What the exercise asks: Repeat the data that follows, word for word, without the images.

[Figure content listings]
------------------------------------------------------------
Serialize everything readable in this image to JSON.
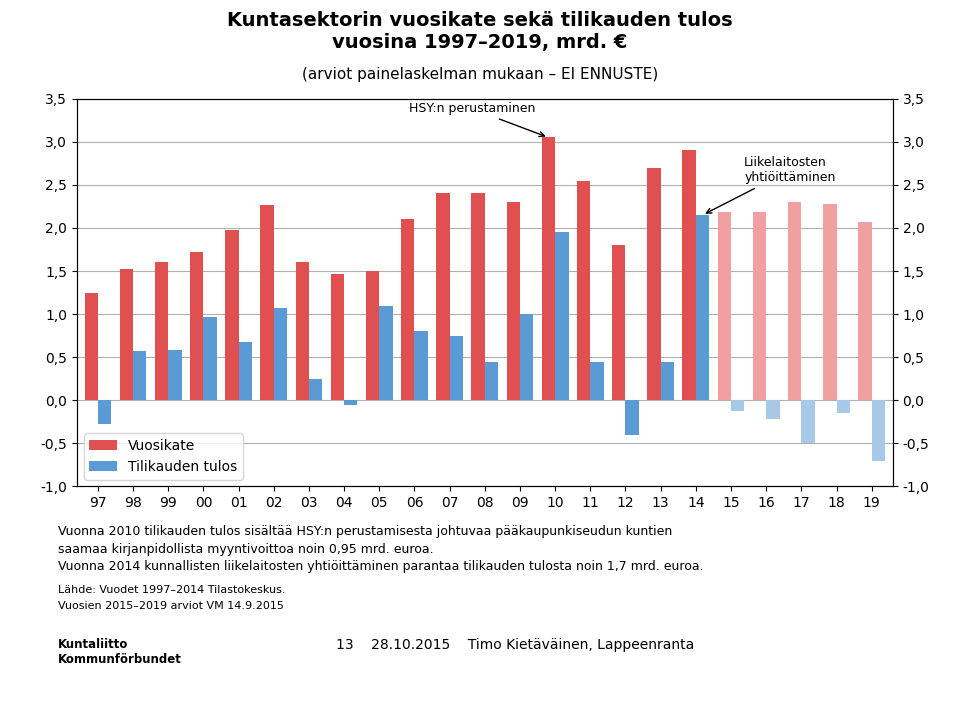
{
  "chart_data": {
    "type": "bar",
    "title": "Kuntasektorin vuosikate sekä tilikauden tulos\nvuosina 1997–2019, mrd. €",
    "subtitle": "(arviot painelaskelman mukaan – EI ENNUSTE)",
    "categories": [
      "97",
      "98",
      "99",
      "00",
      "01",
      "02",
      "03",
      "04",
      "05",
      "06",
      "07",
      "08",
      "09",
      "10",
      "11",
      "12",
      "13",
      "14",
      "15",
      "16",
      "17",
      "18",
      "19"
    ],
    "series": [
      {
        "name": "Vuosikate",
        "color": "#E05050",
        "colors": [
          "#E05050",
          "#E05050",
          "#E05050",
          "#E05050",
          "#E05050",
          "#E05050",
          "#E05050",
          "#E05050",
          "#E05050",
          "#E05050",
          "#E05050",
          "#E05050",
          "#E05050",
          "#E05050",
          "#E05050",
          "#E05050",
          "#E05050",
          "#E05050",
          "#F0A0A0",
          "#F0A0A0",
          "#F0A0A0",
          "#F0A0A0",
          "#F0A0A0"
        ],
        "values": [
          1.25,
          1.52,
          1.6,
          1.72,
          1.98,
          2.27,
          1.6,
          1.47,
          1.5,
          2.1,
          2.4,
          2.4,
          2.3,
          3.05,
          2.55,
          1.8,
          2.7,
          2.9,
          2.18,
          2.18,
          2.3,
          2.28,
          2.07
        ]
      },
      {
        "name": "Tilikauden tulos",
        "color": "#5B9BD5",
        "colors": [
          "#5B9BD5",
          "#5B9BD5",
          "#5B9BD5",
          "#5B9BD5",
          "#5B9BD5",
          "#5B9BD5",
          "#5B9BD5",
          "#5B9BD5",
          "#5B9BD5",
          "#5B9BD5",
          "#5B9BD5",
          "#5B9BD5",
          "#5B9BD5",
          "#5B9BD5",
          "#5B9BD5",
          "#5B9BD5",
          "#5B9BD5",
          "#5B9BD5",
          "#A8C8E8",
          "#A8C8E8",
          "#A8C8E8",
          "#A8C8E8",
          "#A8C8E8"
        ],
        "values": [
          -0.28,
          0.57,
          0.58,
          0.97,
          0.68,
          1.07,
          0.25,
          -0.05,
          1.1,
          0.8,
          0.75,
          0.45,
          1.0,
          1.95,
          0.45,
          -0.4,
          0.45,
          2.15,
          -0.12,
          -0.22,
          -0.5,
          -0.15,
          -0.7
        ]
      }
    ],
    "ylim": [
      -1.0,
      3.5
    ],
    "yticks": [
      {
        "value": -1.0,
        "label": "-1,0"
      },
      {
        "value": -0.5,
        "label": "-0,5"
      },
      {
        "value": 0.0,
        "label": "0,0"
      },
      {
        "value": 0.5,
        "label": "0,5"
      },
      {
        "value": 1.0,
        "label": "1,0"
      },
      {
        "value": 1.5,
        "label": "1,5"
      },
      {
        "value": 2.0,
        "label": "2,0"
      },
      {
        "value": 2.5,
        "label": "2,5"
      },
      {
        "value": 3.0,
        "label": "3,0"
      },
      {
        "value": 3.5,
        "label": "3,5"
      }
    ],
    "y2lim": [
      -1.0,
      3.5
    ],
    "y2ticks": [
      {
        "value": -1.0,
        "label": "-1,0"
      },
      {
        "value": -0.5,
        "label": "-0,5"
      },
      {
        "value": 0.0,
        "label": "0,0"
      },
      {
        "value": 0.5,
        "label": "0,5"
      },
      {
        "value": 1.0,
        "label": "1,0"
      },
      {
        "value": 1.5,
        "label": "1,5"
      },
      {
        "value": 2.0,
        "label": "2,0"
      },
      {
        "value": 2.5,
        "label": "2,5"
      },
      {
        "value": 3.0,
        "label": "3,0"
      },
      {
        "value": 3.5,
        "label": "3,5"
      }
    ],
    "grid": true,
    "legend": "lower left",
    "annotations": [
      {
        "text": "HSY:n perustaminen",
        "x": "10",
        "y": 3.05,
        "series": "Vuosikate"
      },
      {
        "text": "Liikelaitosten\nyhtiöittäminen",
        "x": "14",
        "y": 2.15,
        "series": "Tilikauden tulos"
      }
    ],
    "footnotes": [
      "Vuonna 2010 tilikauden tulos sisältää HSY:n perustamisesta johtuvaa pääkaupunkiseudun kuntien",
      "saamaa kirjanpidollista myyntivoittoa noin 0,95 mrd. euroa.",
      "Vuonna 2014 kunnallisten liikelaitosten yhtiöittäminen parantaa tilikauden tulosta noin 1,7 mrd. euroa."
    ],
    "source": [
      "Lähde: Vuodet 1997–2014 Tilastokeskus.",
      "Vuosien 2015–2019 arviot VM 14.9.2015"
    ],
    "footer": [
      "Kuntaliitto\nKommunförbundet",
      "13    28.10.2015    Timo Kietäväinen, Lappeenranta"
    ]
  }
}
------------------------------------------------------------
Answer to this exercise:
Serialize everything readable in this image to JSON.
{
  "chart_data": {
    "type": "bar",
    "title": "Kuntasektorin vuosikate sekä tilikauden tulos\nvuosina 1997–2019, mrd. €",
    "subtitle": "(arviot painelaskelman mukaan – EI ENNUSTE)",
    "categories": [
      "97",
      "98",
      "99",
      "00",
      "01",
      "02",
      "03",
      "04",
      "05",
      "06",
      "07",
      "08",
      "09",
      "10",
      "11",
      "12",
      "13",
      "14",
      "15",
      "16",
      "17",
      "18",
      "19"
    ],
    "series": [
      {
        "name": "Vuosikate",
        "color": "#E05050",
        "colors": [
          "#E05050",
          "#E05050",
          "#E05050",
          "#E05050",
          "#E05050",
          "#E05050",
          "#E05050",
          "#E05050",
          "#E05050",
          "#E05050",
          "#E05050",
          "#E05050",
          "#E05050",
          "#E05050",
          "#E05050",
          "#E05050",
          "#E05050",
          "#E05050",
          "#F0A0A0",
          "#F0A0A0",
          "#F0A0A0",
          "#F0A0A0",
          "#F0A0A0"
        ],
        "values": [
          1.25,
          1.52,
          1.6,
          1.72,
          1.98,
          2.27,
          1.6,
          1.47,
          1.5,
          2.1,
          2.4,
          2.4,
          2.3,
          3.05,
          2.55,
          1.8,
          2.7,
          2.9,
          2.18,
          2.18,
          2.3,
          2.28,
          2.07
        ]
      },
      {
        "name": "Tilikauden tulos",
        "color": "#5B9BD5",
        "colors": [
          "#5B9BD5",
          "#5B9BD5",
          "#5B9BD5",
          "#5B9BD5",
          "#5B9BD5",
          "#5B9BD5",
          "#5B9BD5",
          "#5B9BD5",
          "#5B9BD5",
          "#5B9BD5",
          "#5B9BD5",
          "#5B9BD5",
          "#5B9BD5",
          "#5B9BD5",
          "#5B9BD5",
          "#5B9BD5",
          "#5B9BD5",
          "#5B9BD5",
          "#A8C8E8",
          "#A8C8E8",
          "#A8C8E8",
          "#A8C8E8",
          "#A8C8E8"
        ],
        "values": [
          -0.28,
          0.57,
          0.58,
          0.97,
          0.68,
          1.07,
          0.25,
          -0.05,
          1.1,
          0.8,
          0.75,
          0.45,
          1.0,
          1.95,
          0.45,
          -0.4,
          0.45,
          2.15,
          -0.12,
          -0.22,
          -0.5,
          -0.15,
          -0.7
        ]
      }
    ],
    "ylim": [
      -1.0,
      3.5
    ],
    "yticks": [
      {
        "value": -1.0,
        "label": "-1,0"
      },
      {
        "value": -0.5,
        "label": "-0,5"
      },
      {
        "value": 0.0,
        "label": "0,0"
      },
      {
        "value": 0.5,
        "label": "0,5"
      },
      {
        "value": 1.0,
        "label": "1,0"
      },
      {
        "value": 1.5,
        "label": "1,5"
      },
      {
        "value": 2.0,
        "label": "2,0"
      },
      {
        "value": 2.5,
        "label": "2,5"
      },
      {
        "value": 3.0,
        "label": "3,0"
      },
      {
        "value": 3.5,
        "label": "3,5"
      }
    ],
    "y2lim": [
      -1.0,
      3.5
    ],
    "y2ticks": [
      {
        "value": -1.0,
        "label": "-1,0"
      },
      {
        "value": -0.5,
        "label": "-0,5"
      },
      {
        "value": 0.0,
        "label": "0,0"
      },
      {
        "value": 0.5,
        "label": "0,5"
      },
      {
        "value": 1.0,
        "label": "1,0"
      },
      {
        "value": 1.5,
        "label": "1,5"
      },
      {
        "value": 2.0,
        "label": "2,0"
      },
      {
        "value": 2.5,
        "label": "2,5"
      },
      {
        "value": 3.0,
        "label": "3,0"
      },
      {
        "value": 3.5,
        "label": "3,5"
      }
    ],
    "grid": true,
    "legend": "lower left",
    "annotations": [
      {
        "text": "HSY:n perustaminen",
        "x": "10",
        "y": 3.05,
        "series": "Vuosikate"
      },
      {
        "text": "Liikelaitosten\nyhtiöittäminen",
        "x": "14",
        "y": 2.15,
        "series": "Tilikauden tulos"
      }
    ],
    "footnotes": [
      "Vuonna 2010 tilikauden tulos sisältää HSY:n perustamisesta johtuvaa pääkaupunkiseudun kuntien",
      "saamaa kirjanpidollista myyntivoittoa noin 0,95 mrd. euroa.",
      "Vuonna 2014 kunnallisten liikelaitosten yhtiöittäminen parantaa tilikauden tulosta noin 1,7 mrd. euroa."
    ],
    "source": [
      "Lähde: Vuodet 1997–2014 Tilastokeskus.",
      "Vuosien 2015–2019 arviot VM 14.9.2015"
    ],
    "footer": [
      "Kuntaliitto\nKommunförbundet",
      "13    28.10.2015    Timo Kietäväinen, Lappeenranta"
    ]
  }
}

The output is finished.